A block of data:
◇ ◇ ◇ ◇ ◇

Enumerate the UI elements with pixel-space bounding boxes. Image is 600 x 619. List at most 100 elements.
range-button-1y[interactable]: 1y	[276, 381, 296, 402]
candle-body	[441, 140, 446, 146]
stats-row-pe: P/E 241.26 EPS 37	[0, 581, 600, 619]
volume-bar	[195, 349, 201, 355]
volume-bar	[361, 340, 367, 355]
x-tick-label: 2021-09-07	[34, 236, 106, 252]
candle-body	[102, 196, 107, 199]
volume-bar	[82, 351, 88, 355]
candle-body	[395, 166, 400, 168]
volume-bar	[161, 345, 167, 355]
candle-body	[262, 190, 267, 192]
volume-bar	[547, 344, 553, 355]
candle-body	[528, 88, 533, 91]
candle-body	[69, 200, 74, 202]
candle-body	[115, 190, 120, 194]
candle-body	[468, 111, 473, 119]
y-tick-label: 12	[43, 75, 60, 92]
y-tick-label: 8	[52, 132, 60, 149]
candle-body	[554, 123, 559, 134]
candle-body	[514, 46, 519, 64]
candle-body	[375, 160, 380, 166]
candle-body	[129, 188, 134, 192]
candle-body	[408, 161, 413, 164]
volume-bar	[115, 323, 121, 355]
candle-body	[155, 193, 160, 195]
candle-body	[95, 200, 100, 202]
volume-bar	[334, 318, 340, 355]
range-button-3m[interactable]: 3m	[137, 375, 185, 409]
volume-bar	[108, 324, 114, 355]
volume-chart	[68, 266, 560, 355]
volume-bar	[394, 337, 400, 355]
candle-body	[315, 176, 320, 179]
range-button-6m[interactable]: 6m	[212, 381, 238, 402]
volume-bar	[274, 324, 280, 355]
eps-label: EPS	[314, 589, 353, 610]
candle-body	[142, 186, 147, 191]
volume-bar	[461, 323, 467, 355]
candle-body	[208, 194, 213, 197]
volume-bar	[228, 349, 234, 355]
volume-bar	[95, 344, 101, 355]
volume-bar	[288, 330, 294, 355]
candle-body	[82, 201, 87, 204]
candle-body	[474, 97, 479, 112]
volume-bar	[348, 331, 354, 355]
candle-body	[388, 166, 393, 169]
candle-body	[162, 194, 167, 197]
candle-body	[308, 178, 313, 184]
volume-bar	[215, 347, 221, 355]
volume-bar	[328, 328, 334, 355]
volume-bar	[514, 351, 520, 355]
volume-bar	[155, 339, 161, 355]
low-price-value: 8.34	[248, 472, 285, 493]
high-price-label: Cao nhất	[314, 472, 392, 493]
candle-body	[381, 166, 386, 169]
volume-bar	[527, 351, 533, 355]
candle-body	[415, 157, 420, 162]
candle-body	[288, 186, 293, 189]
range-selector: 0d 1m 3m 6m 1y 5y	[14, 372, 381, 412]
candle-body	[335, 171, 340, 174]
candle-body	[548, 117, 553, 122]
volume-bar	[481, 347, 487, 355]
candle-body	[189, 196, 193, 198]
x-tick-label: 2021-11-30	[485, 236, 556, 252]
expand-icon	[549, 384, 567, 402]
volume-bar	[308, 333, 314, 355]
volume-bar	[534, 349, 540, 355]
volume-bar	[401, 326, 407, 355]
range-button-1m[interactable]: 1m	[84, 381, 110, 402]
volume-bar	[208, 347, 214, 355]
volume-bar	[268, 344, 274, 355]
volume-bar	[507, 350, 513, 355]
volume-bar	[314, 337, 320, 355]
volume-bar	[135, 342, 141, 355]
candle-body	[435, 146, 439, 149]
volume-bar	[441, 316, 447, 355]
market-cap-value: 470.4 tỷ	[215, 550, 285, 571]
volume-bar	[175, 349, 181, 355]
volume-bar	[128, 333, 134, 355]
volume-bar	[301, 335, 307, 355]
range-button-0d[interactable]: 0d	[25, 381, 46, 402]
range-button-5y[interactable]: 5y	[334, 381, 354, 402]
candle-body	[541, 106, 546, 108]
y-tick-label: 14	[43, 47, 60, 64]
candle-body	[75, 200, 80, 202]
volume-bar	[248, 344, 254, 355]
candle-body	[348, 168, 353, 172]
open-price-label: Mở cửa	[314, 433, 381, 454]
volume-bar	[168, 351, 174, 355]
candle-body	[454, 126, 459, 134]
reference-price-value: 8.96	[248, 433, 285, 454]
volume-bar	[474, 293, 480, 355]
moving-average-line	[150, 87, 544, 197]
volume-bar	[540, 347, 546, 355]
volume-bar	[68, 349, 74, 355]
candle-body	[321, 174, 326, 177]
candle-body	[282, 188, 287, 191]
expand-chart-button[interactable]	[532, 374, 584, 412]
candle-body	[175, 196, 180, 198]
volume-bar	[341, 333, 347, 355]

◇ ◇ ◇ ◇ ◇

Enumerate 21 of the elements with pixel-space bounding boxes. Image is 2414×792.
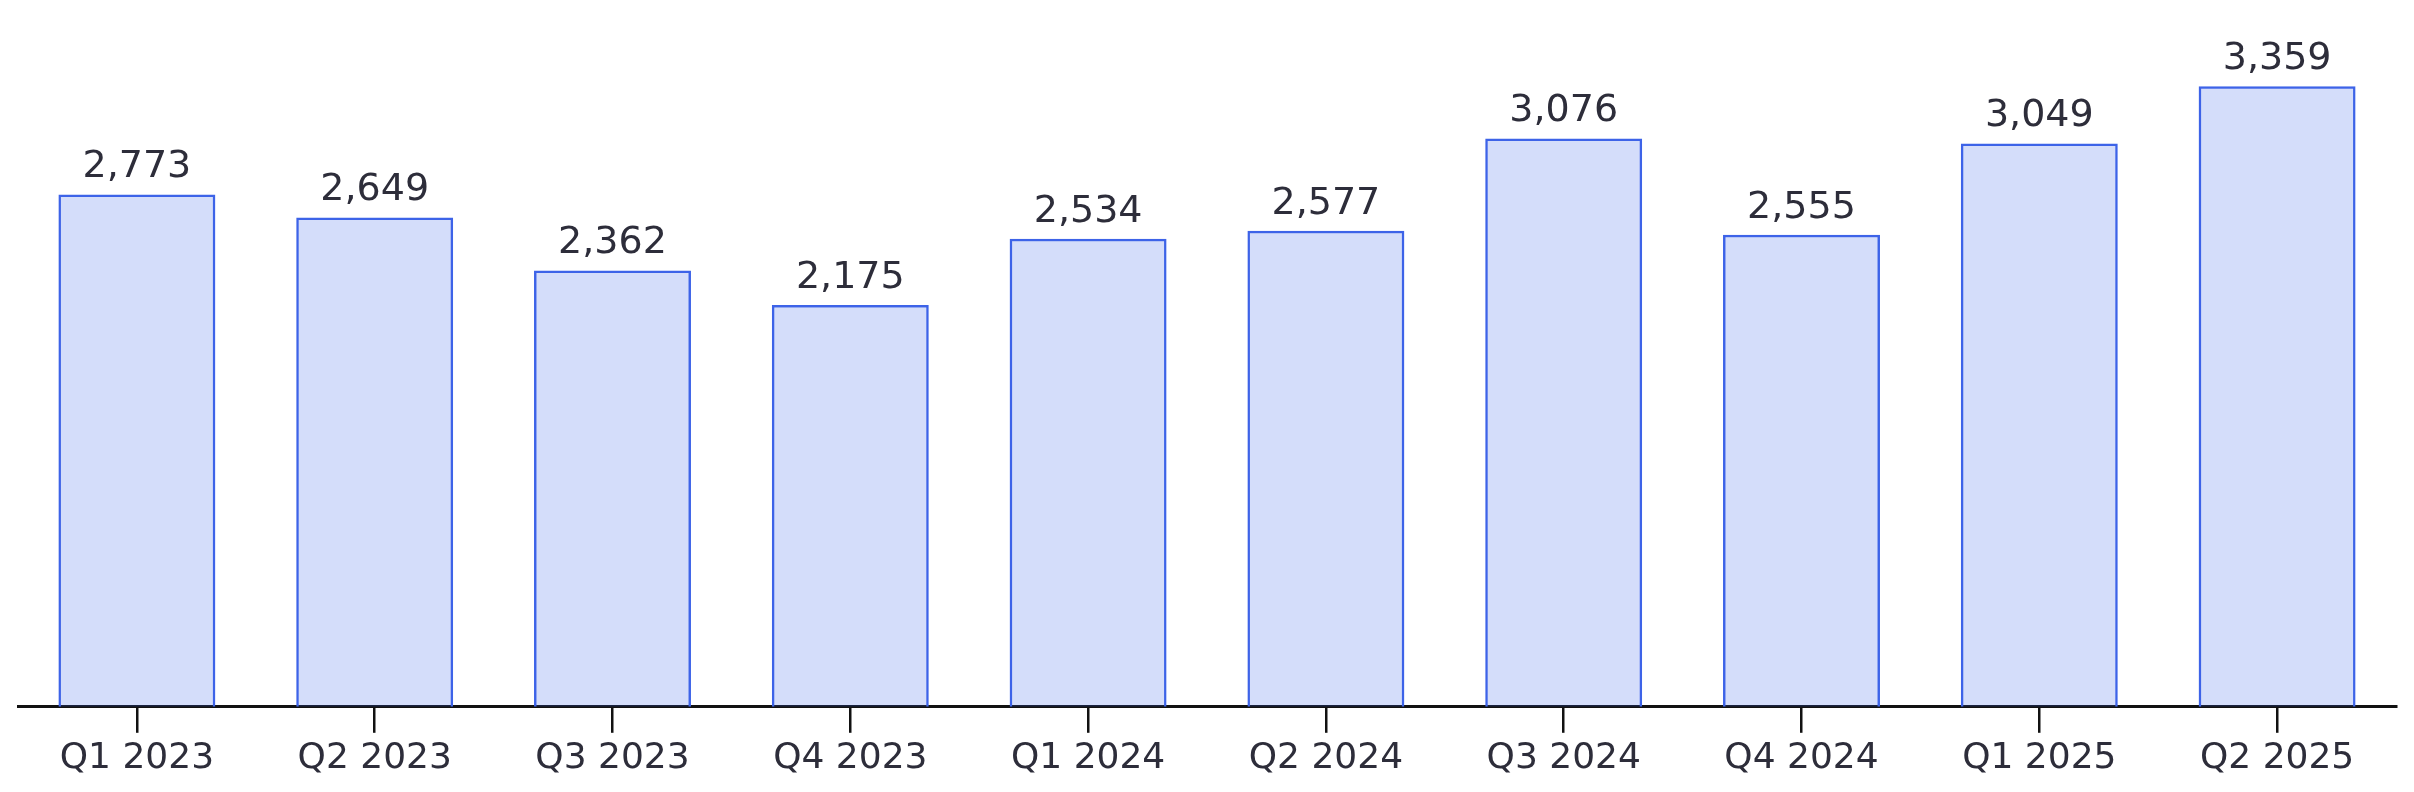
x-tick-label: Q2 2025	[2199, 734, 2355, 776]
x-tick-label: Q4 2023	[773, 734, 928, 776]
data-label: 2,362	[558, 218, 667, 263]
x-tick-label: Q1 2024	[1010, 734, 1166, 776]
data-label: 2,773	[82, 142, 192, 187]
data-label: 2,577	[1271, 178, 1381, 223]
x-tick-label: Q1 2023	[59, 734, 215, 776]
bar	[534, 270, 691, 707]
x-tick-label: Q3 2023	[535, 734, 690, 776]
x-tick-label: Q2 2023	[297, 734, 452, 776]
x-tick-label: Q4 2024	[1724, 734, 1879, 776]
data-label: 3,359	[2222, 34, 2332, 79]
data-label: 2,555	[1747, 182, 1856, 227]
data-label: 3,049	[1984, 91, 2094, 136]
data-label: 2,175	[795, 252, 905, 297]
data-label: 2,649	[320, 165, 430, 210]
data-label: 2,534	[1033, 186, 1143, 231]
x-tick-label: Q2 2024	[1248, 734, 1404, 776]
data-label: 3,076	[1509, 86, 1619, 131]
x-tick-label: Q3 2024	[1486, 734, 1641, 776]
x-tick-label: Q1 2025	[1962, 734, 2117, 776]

◇ ◇ ◇ ◇ ◇

# Instructions for the task
Write out the lines from the line containing "Enumerate the UI" to the line containing "190, 267, 192]", both included, keeping every character as it appears.

# Answer for the task
Enumerate the UI elements with pixel-space bounding boxes. Image is 600 x 619. List at most 100 elements.
range-button-1y[interactable]: 1y	[276, 381, 296, 402]
candle-body	[441, 140, 446, 146]
stats-row-pe: P/E 241.26 EPS 37	[0, 581, 600, 619]
volume-bar	[195, 349, 201, 355]
volume-bar	[361, 340, 367, 355]
x-tick-label: 2021-09-07	[34, 236, 106, 252]
candle-body	[102, 196, 107, 199]
volume-bar	[82, 351, 88, 355]
candle-body	[395, 166, 400, 168]
volume-bar	[161, 345, 167, 355]
candle-body	[262, 190, 267, 192]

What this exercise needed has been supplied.